• Supplied records:
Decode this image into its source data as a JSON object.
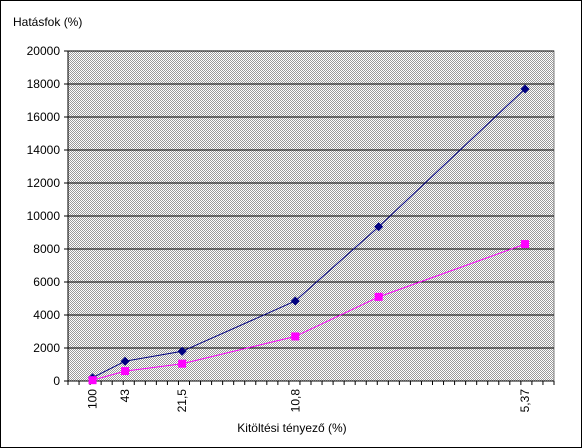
{
  "chart_data": {
    "type": "line",
    "ylabel": "Hatásfok (%)",
    "xlabel": "Kitöltési tényező (%)",
    "ylim": [
      0,
      20000
    ],
    "yticks": [
      0,
      2000,
      4000,
      6000,
      8000,
      10000,
      12000,
      14000,
      16000,
      18000,
      20000
    ],
    "x_scale": "reciprocal",
    "x": [
      100,
      43,
      21.5,
      10.8,
      5.37
    ],
    "x_tick_labels": [
      "100",
      "43",
      "21,5",
      "10,8",
      "5,37"
    ],
    "grid": true,
    "legend": "none",
    "series": [
      {
        "color": "#000080",
        "marker": "diamond",
        "points": [
          {
            "x": 100,
            "y": 200
          },
          {
            "x": 43,
            "y": 1200
          },
          {
            "x": 21.5,
            "y": 1800
          },
          {
            "x": 10.8,
            "y": 4850
          },
          {
            "x": 7.9,
            "y": 9350
          },
          {
            "x": 5.37,
            "y": 17700
          }
        ]
      },
      {
        "color": "#FF00FF",
        "marker": "square",
        "points": [
          {
            "x": 100,
            "y": 50
          },
          {
            "x": 43,
            "y": 600
          },
          {
            "x": 21.5,
            "y": 1050
          },
          {
            "x": 10.8,
            "y": 2700
          },
          {
            "x": 7.9,
            "y": 5100
          },
          {
            "x": 5.37,
            "y": 8300
          }
        ]
      }
    ]
  }
}
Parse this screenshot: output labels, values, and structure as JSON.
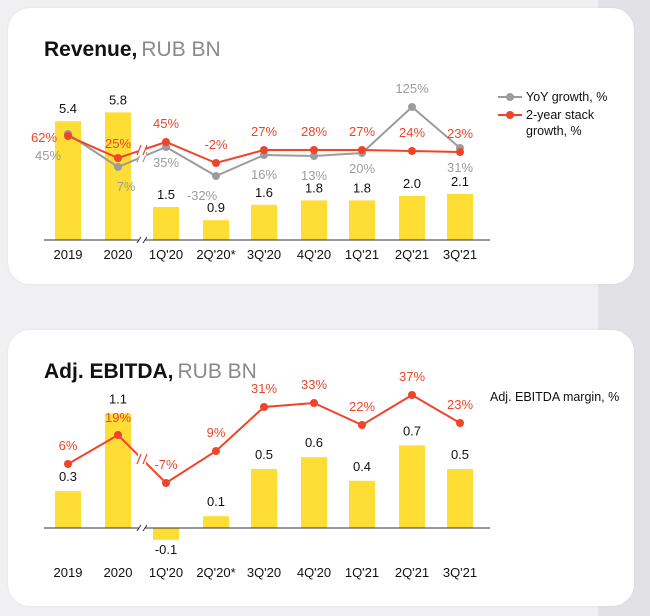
{
  "colors": {
    "bar": "#fedd34",
    "line_primary": "#f0442a",
    "line_secondary": "#9c9c9c",
    "text": "#111111",
    "muted": "#8a8a8a",
    "card": "#ffffff",
    "background": "#f0f0f2"
  },
  "chart_data": [
    {
      "type": "bar",
      "title": "Revenue,",
      "unit": "RUB BN",
      "categories": [
        "2019",
        "2020",
        "1Q'20",
        "2Q'20*",
        "3Q'20",
        "4Q'20",
        "1Q'21",
        "2Q'21",
        "3Q'21"
      ],
      "axis_break_after_index": 1,
      "series": [
        {
          "name": "Revenue",
          "type": "bar",
          "values": [
            5.4,
            5.8,
            1.5,
            0.9,
            1.6,
            1.8,
            1.8,
            2.0,
            2.1
          ],
          "labels": [
            "5.4",
            "5.8",
            "1.5",
            "0.9",
            "1.6",
            "1.8",
            "1.8",
            "2.0",
            "2.1"
          ]
        },
        {
          "name": "YoY growth, %",
          "type": "line",
          "values": [
            45,
            7,
            35,
            -32,
            16,
            13,
            20,
            125,
            31
          ],
          "labels": [
            "45%",
            "7%",
            "35%",
            "-32%",
            "16%",
            "13%",
            "20%",
            "125%",
            "31%"
          ]
        },
        {
          "name": "2-year stack growth, %",
          "type": "line",
          "values": [
            62,
            25,
            45,
            -2,
            27,
            28,
            27,
            24,
            23
          ],
          "labels": [
            "62%",
            "25%",
            "45%",
            "-2%",
            "27%",
            "28%",
            "27%",
            "24%",
            "23%"
          ]
        }
      ],
      "legend": [
        "YoY growth, %",
        "2-year stack",
        "growth, %"
      ]
    },
    {
      "type": "bar",
      "title": "Adj. EBITDA,",
      "unit": "RUB BN",
      "categories": [
        "2019",
        "2020",
        "1Q'20",
        "2Q'20*",
        "3Q'20",
        "4Q'20",
        "1Q'21",
        "2Q'21",
        "3Q'21"
      ],
      "axis_break_after_index": 1,
      "series": [
        {
          "name": "Adj. EBITDA",
          "type": "bar",
          "values": [
            0.3,
            1.1,
            -0.1,
            0.1,
            0.5,
            0.6,
            0.4,
            0.7,
            0.5
          ],
          "labels": [
            "0.3",
            "1.1",
            "-0.1",
            "0.1",
            "0.5",
            "0.6",
            "0.4",
            "0.7",
            "0.5"
          ]
        },
        {
          "name": "Adj. EBITDA margin, %",
          "type": "line",
          "values": [
            6,
            19,
            -7,
            9,
            31,
            33,
            22,
            37,
            23
          ],
          "labels": [
            "6%",
            "19%",
            "-7%",
            "9%",
            "31%",
            "33%",
            "22%",
            "37%",
            "23%"
          ]
        }
      ],
      "legend": [
        "Adj. EBITDA margin, %"
      ]
    }
  ]
}
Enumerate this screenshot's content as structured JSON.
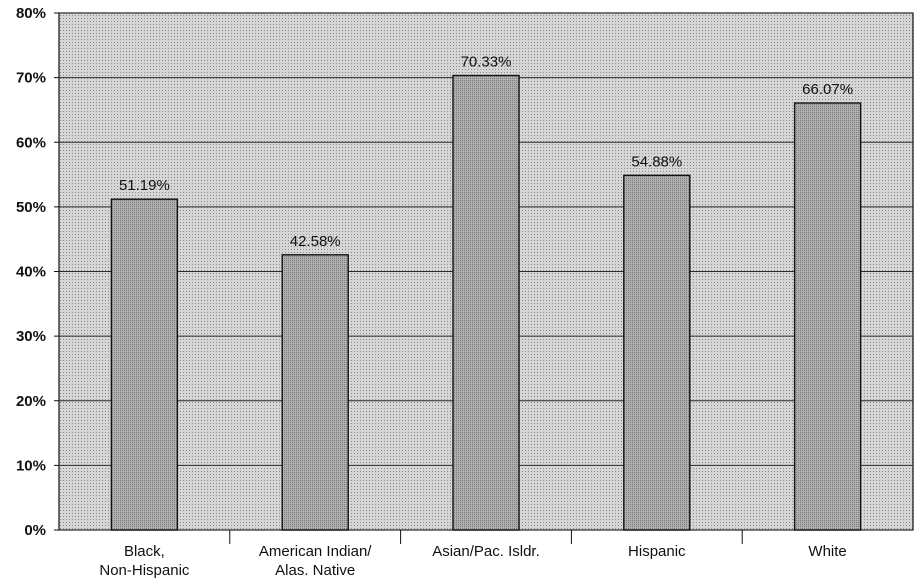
{
  "chart_data": {
    "type": "bar",
    "categories": [
      [
        "Black,",
        "Non-Hispanic"
      ],
      [
        "American Indian/",
        "Alas. Native"
      ],
      [
        "Asian/Pac. Isldr."
      ],
      [
        "Hispanic"
      ],
      [
        "White"
      ]
    ],
    "values": [
      51.19,
      42.58,
      70.33,
      54.88,
      66.07
    ],
    "data_labels": [
      "51.19%",
      "42.58%",
      "70.33%",
      "54.88%",
      "66.07%"
    ],
    "ylim": [
      0,
      80
    ],
    "yticks": [
      0,
      10,
      20,
      30,
      40,
      50,
      60,
      70,
      80
    ],
    "ytick_labels": [
      "0%",
      "10%",
      "20%",
      "30%",
      "40%",
      "50%",
      "60%",
      "70%",
      "80%"
    ],
    "grid": true,
    "legend": "none",
    "colors": {
      "plot_background": "#d2d2d2",
      "bar_fill": "#a6a6a6",
      "bar_stroke": "#111111",
      "gridline": "#2a2a2a"
    }
  }
}
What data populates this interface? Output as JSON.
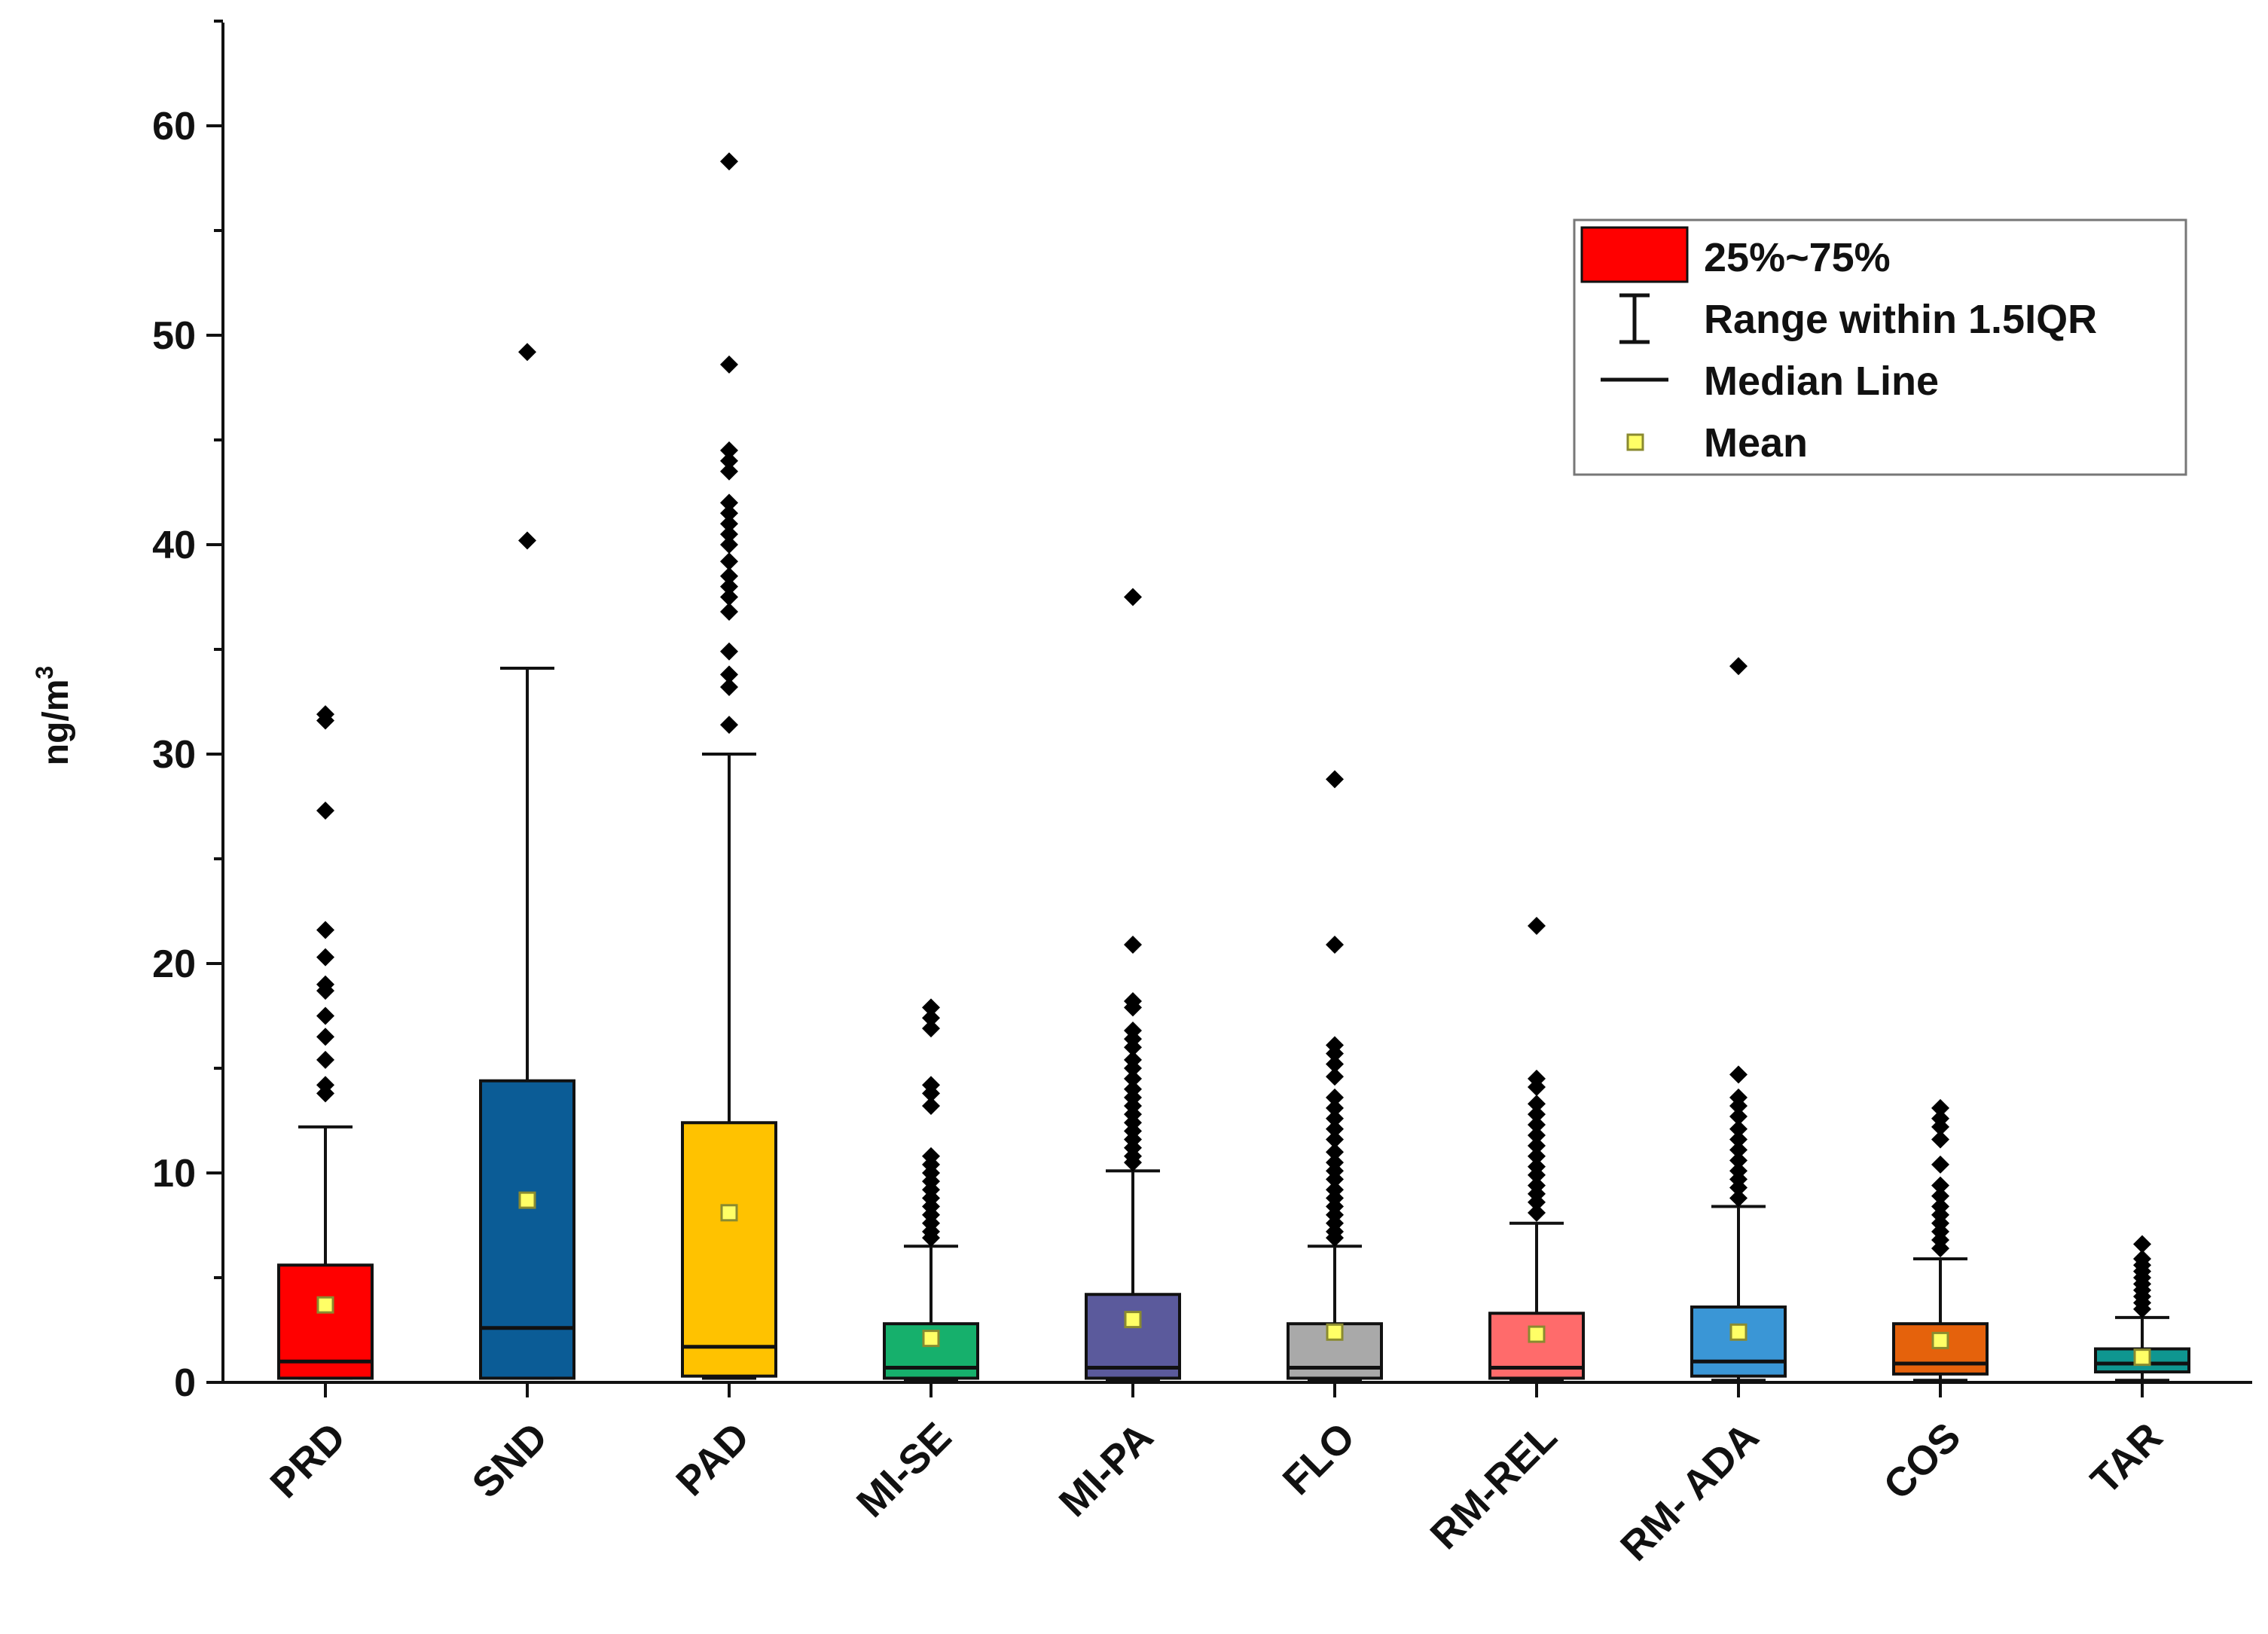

• The request:
Here the job is to quote the lines from the one with "Enumerate this screenshot's" through the end of the material, both included, exactly; please skip the pictures.

• Complete answer:
Enumerate this screenshot's content as structured JSON.
{
  "chart_data": {
    "type": "bar",
    "categories": [
      [
        "Black,",
        "Non-Hispanic"
      ],
      [
        "American Indian/",
        "Alas. Native"
      ],
      [
        "Asian/Pac. Isldr."
      ],
      [
        "Hispanic"
      ],
      [
        "White"
      ]
    ],
    "values": [
      51.19,
      42.58,
      70.33,
      54.88,
      66.07
    ],
    "data_labels": [
      "51.19%",
      "42.58%",
      "70.33%",
      "54.88%",
      "66.07%"
    ],
    "ylim": [
      0,
      80
    ],
    "yticks": [
      0,
      10,
      20,
      30,
      40,
      50,
      60,
      70,
      80
    ],
    "ytick_labels": [
      "0%",
      "10%",
      "20%",
      "30%",
      "40%",
      "50%",
      "60%",
      "70%",
      "80%"
    ],
    "grid": true,
    "legend": "none",
    "colors": {
      "plot_background": "#d2d2d2",
      "bar_fill": "#a6a6a6",
      "bar_stroke": "#111111",
      "gridline": "#2a2a2a"
    }
  }
}
What data populates this interface? Output as JSON.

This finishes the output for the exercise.